### Given instruction
Repeat every record below exactly, leaving out the pictures.

(Lines of data)
***

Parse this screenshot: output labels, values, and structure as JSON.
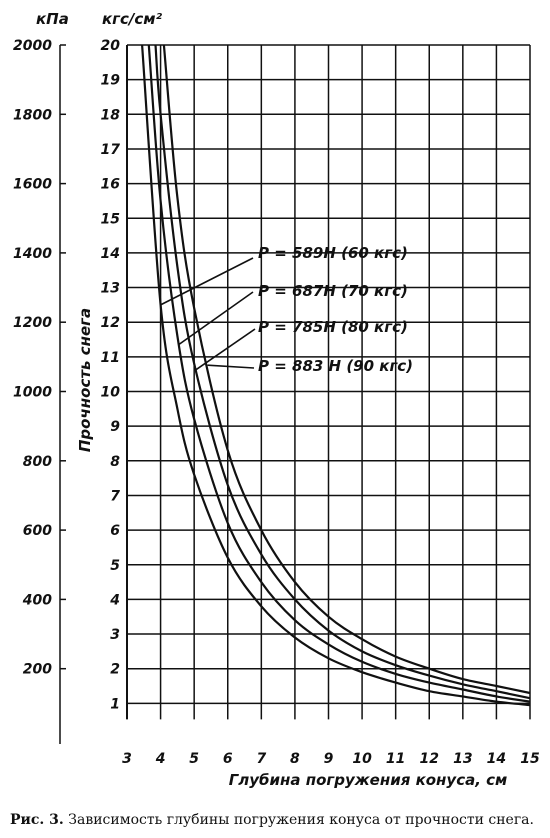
{
  "caption": {
    "lead": "Рис. 3.",
    "text": "Зависимость глубины погружения конуса от прочности снега."
  },
  "chart_data": {
    "type": "line",
    "xlabel": "Глубина погружения конуса, см",
    "ylabel": "Прочность снега",
    "y_unit": "кгс/см²",
    "y2_unit": "кПа",
    "xlim": [
      3,
      15
    ],
    "ylim": [
      0,
      20
    ],
    "y2lim": [
      0,
      2000
    ],
    "x_ticks": [
      3,
      4,
      5,
      6,
      7,
      8,
      9,
      10,
      11,
      12,
      13,
      14,
      15
    ],
    "y_ticks": [
      1,
      2,
      3,
      4,
      5,
      6,
      7,
      8,
      9,
      10,
      11,
      12,
      13,
      14,
      15,
      16,
      17,
      18,
      19,
      20
    ],
    "y2_ticks": [
      200,
      400,
      600,
      800,
      1000,
      1200,
      1400,
      1600,
      1800,
      2000
    ],
    "grid": true,
    "series": [
      {
        "name": "P = 589Н (60 кгс)",
        "x": [
          3.45,
          4,
          4.5,
          5,
          6,
          7,
          8,
          9,
          10,
          11,
          12,
          13,
          14,
          15
        ],
        "y": [
          20,
          12.5,
          9.5,
          7.6,
          5.2,
          3.8,
          2.9,
          2.3,
          1.9,
          1.6,
          1.35,
          1.2,
          1.05,
          0.95
        ]
      },
      {
        "name": "P = 687Н (70 кгс)",
        "x": [
          3.65,
          4,
          4.5,
          5,
          6,
          7,
          8,
          9,
          10,
          11,
          12,
          13,
          14,
          15
        ],
        "y": [
          20,
          15.5,
          11.6,
          9.2,
          6.2,
          4.5,
          3.4,
          2.7,
          2.2,
          1.85,
          1.6,
          1.4,
          1.2,
          1.05
        ]
      },
      {
        "name": "P = 785Н (80 кгс)",
        "x": [
          3.85,
          4,
          4.5,
          5,
          6,
          7,
          8,
          9,
          10,
          11,
          12,
          13,
          14,
          15
        ],
        "y": [
          20,
          18,
          13.6,
          10.8,
          7.3,
          5.3,
          4.0,
          3.1,
          2.5,
          2.1,
          1.8,
          1.55,
          1.35,
          1.15
        ]
      },
      {
        "name": "P = 883 Н (90 кгс)",
        "x": [
          4.1,
          4.5,
          5,
          6,
          7,
          8,
          9,
          10,
          11,
          12,
          13,
          14,
          15
        ],
        "y": [
          20,
          15.6,
          12.4,
          8.3,
          6.0,
          4.5,
          3.5,
          2.85,
          2.35,
          2.0,
          1.7,
          1.5,
          1.3
        ]
      }
    ]
  }
}
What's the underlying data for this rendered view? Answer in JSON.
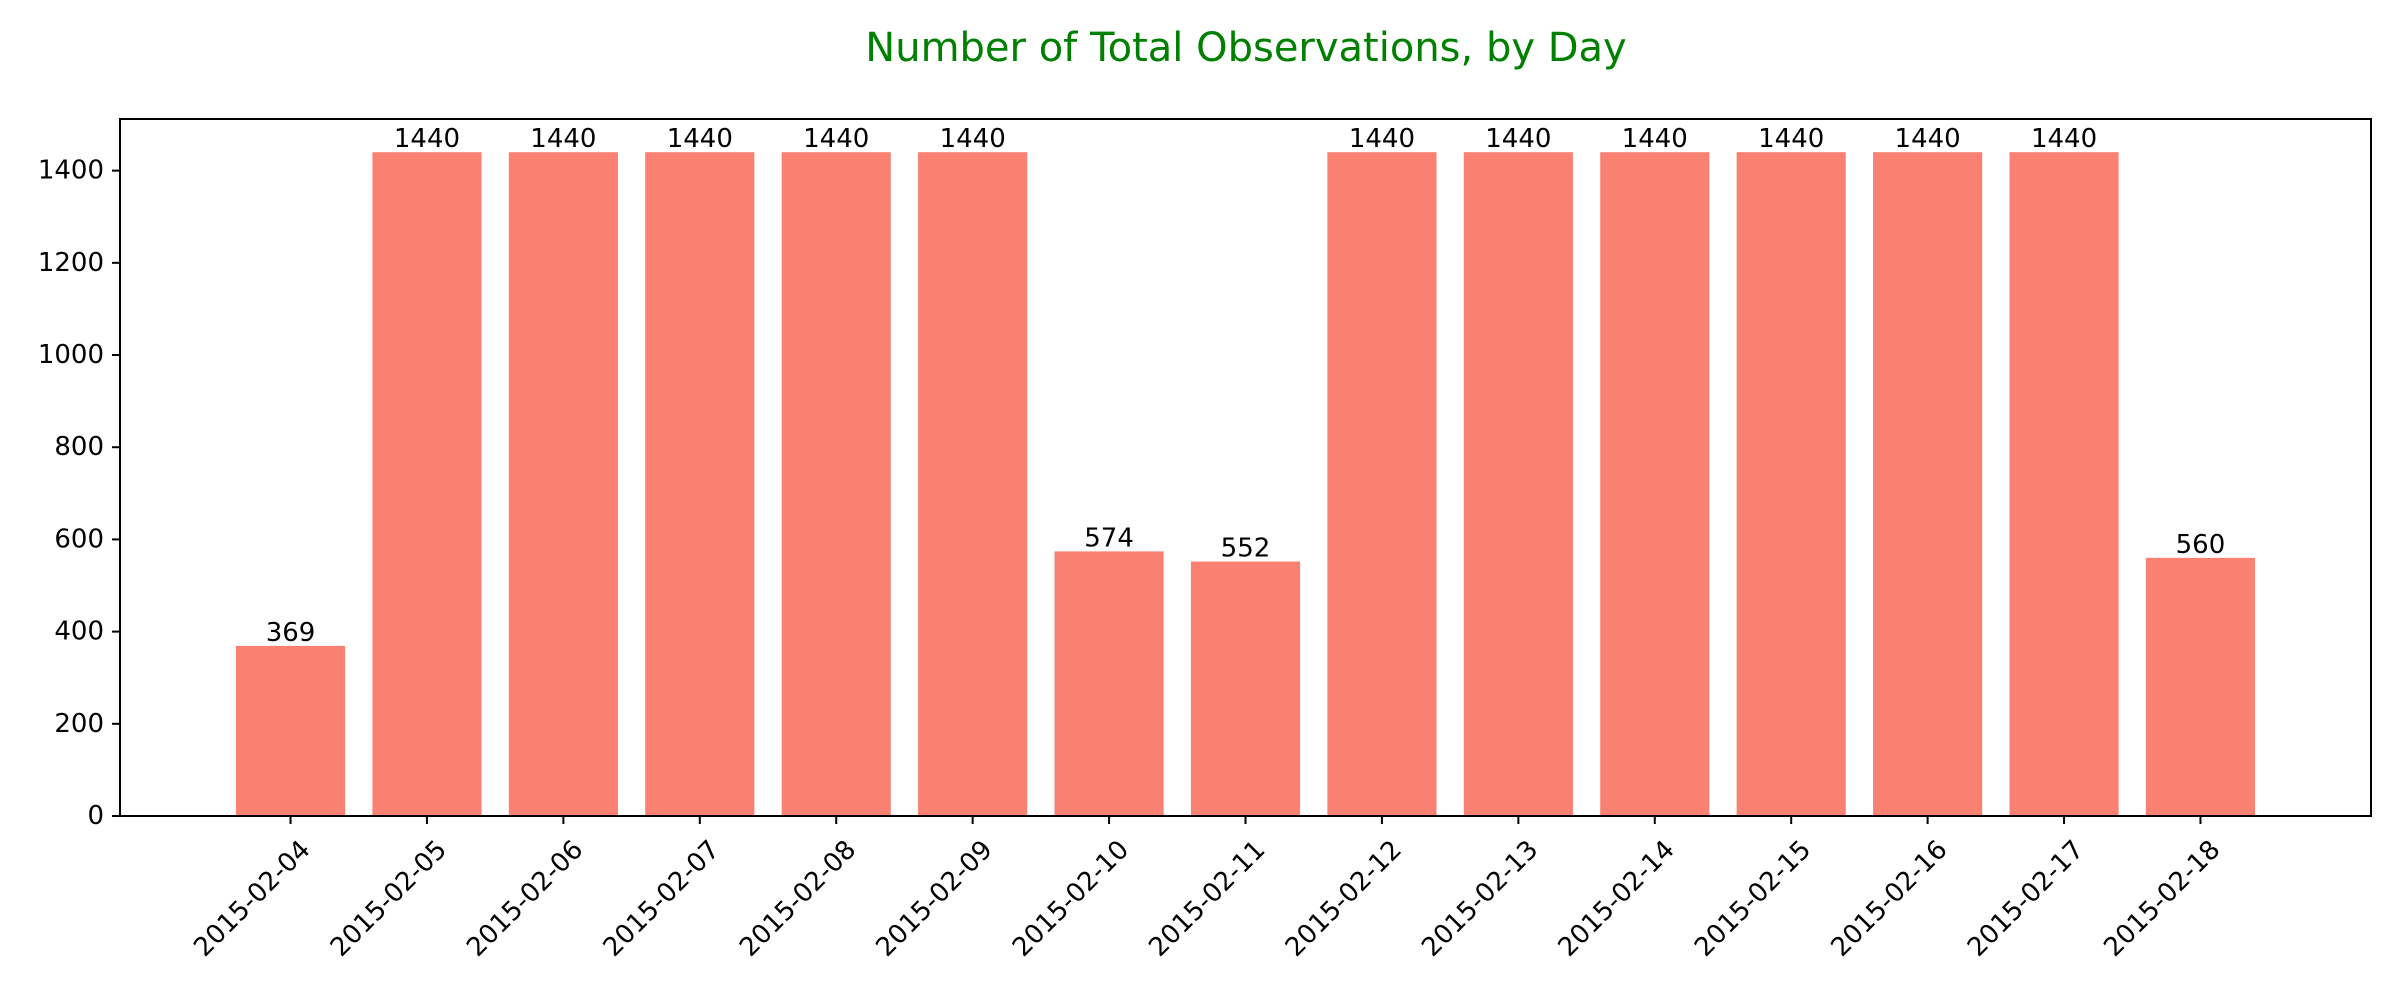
{
  "colors": {
    "bar": "#fa8072",
    "title": "#008000",
    "text": "#000000",
    "background": "#ffffff"
  },
  "chart_data": {
    "type": "bar",
    "title": "Number of Total Observations, by Day",
    "xlabel": "",
    "ylabel": "",
    "categories": [
      "2015-02-04",
      "2015-02-05",
      "2015-02-06",
      "2015-02-07",
      "2015-02-08",
      "2015-02-09",
      "2015-02-10",
      "2015-02-11",
      "2015-02-12",
      "2015-02-13",
      "2015-02-14",
      "2015-02-15",
      "2015-02-16",
      "2015-02-17",
      "2015-02-18"
    ],
    "values": [
      369,
      1440,
      1440,
      1440,
      1440,
      1440,
      574,
      552,
      1440,
      1440,
      1440,
      1440,
      1440,
      1440,
      560
    ],
    "ylim": [
      0,
      1512
    ],
    "yticks": [
      0,
      200,
      400,
      600,
      800,
      1000,
      1200,
      1400
    ],
    "grid": false,
    "legend": "none",
    "data_labels": true
  }
}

***

### Exercise solution
Parse this screenshot: output labels, values, and structure as JSON.
{
  "caption": {
    "lead": "Рис. 3.",
    "text": "Зависимость глубины погружения конуса от прочности снега."
  },
  "chart_data": {
    "type": "line",
    "xlabel": "Глубина погружения конуса, см",
    "ylabel": "Прочность снега",
    "y_unit": "кгс/см²",
    "y2_unit": "кПа",
    "xlim": [
      3,
      15
    ],
    "ylim": [
      0,
      20
    ],
    "y2lim": [
      0,
      2000
    ],
    "x_ticks": [
      3,
      4,
      5,
      6,
      7,
      8,
      9,
      10,
      11,
      12,
      13,
      14,
      15
    ],
    "y_ticks": [
      1,
      2,
      3,
      4,
      5,
      6,
      7,
      8,
      9,
      10,
      11,
      12,
      13,
      14,
      15,
      16,
      17,
      18,
      19,
      20
    ],
    "y2_ticks": [
      200,
      400,
      600,
      800,
      1000,
      1200,
      1400,
      1600,
      1800,
      2000
    ],
    "grid": true,
    "series": [
      {
        "name": "P = 589Н (60 кгс)",
        "x": [
          3.45,
          4,
          4.5,
          5,
          6,
          7,
          8,
          9,
          10,
          11,
          12,
          13,
          14,
          15
        ],
        "y": [
          20,
          12.5,
          9.5,
          7.6,
          5.2,
          3.8,
          2.9,
          2.3,
          1.9,
          1.6,
          1.35,
          1.2,
          1.05,
          0.95
        ]
      },
      {
        "name": "P = 687Н (70 кгс)",
        "x": [
          3.65,
          4,
          4.5,
          5,
          6,
          7,
          8,
          9,
          10,
          11,
          12,
          13,
          14,
          15
        ],
        "y": [
          20,
          15.5,
          11.6,
          9.2,
          6.2,
          4.5,
          3.4,
          2.7,
          2.2,
          1.85,
          1.6,
          1.4,
          1.2,
          1.05
        ]
      },
      {
        "name": "P = 785Н (80 кгс)",
        "x": [
          3.85,
          4,
          4.5,
          5,
          6,
          7,
          8,
          9,
          10,
          11,
          12,
          13,
          14,
          15
        ],
        "y": [
          20,
          18,
          13.6,
          10.8,
          7.3,
          5.3,
          4.0,
          3.1,
          2.5,
          2.1,
          1.8,
          1.55,
          1.35,
          1.15
        ]
      },
      {
        "name": "P = 883 Н (90 кгс)",
        "x": [
          4.1,
          4.5,
          5,
          6,
          7,
          8,
          9,
          10,
          11,
          12,
          13,
          14,
          15
        ],
        "y": [
          20,
          15.6,
          12.4,
          8.3,
          6.0,
          4.5,
          3.5,
          2.85,
          2.35,
          2.0,
          1.7,
          1.5,
          1.3
        ]
      }
    ]
  }
}
What's the underlying data for this rendered view? Answer in JSON.
{
  "colors": {
    "bar": "#fa8072",
    "title": "#008000",
    "text": "#000000",
    "background": "#ffffff"
  },
  "chart_data": {
    "type": "bar",
    "title": "Number of Total Observations, by Day",
    "xlabel": "",
    "ylabel": "",
    "categories": [
      "2015-02-04",
      "2015-02-05",
      "2015-02-06",
      "2015-02-07",
      "2015-02-08",
      "2015-02-09",
      "2015-02-10",
      "2015-02-11",
      "2015-02-12",
      "2015-02-13",
      "2015-02-14",
      "2015-02-15",
      "2015-02-16",
      "2015-02-17",
      "2015-02-18"
    ],
    "values": [
      369,
      1440,
      1440,
      1440,
      1440,
      1440,
      574,
      552,
      1440,
      1440,
      1440,
      1440,
      1440,
      1440,
      560
    ],
    "ylim": [
      0,
      1512
    ],
    "yticks": [
      0,
      200,
      400,
      600,
      800,
      1000,
      1200,
      1400
    ],
    "grid": false,
    "legend": "none",
    "data_labels": true
  }
}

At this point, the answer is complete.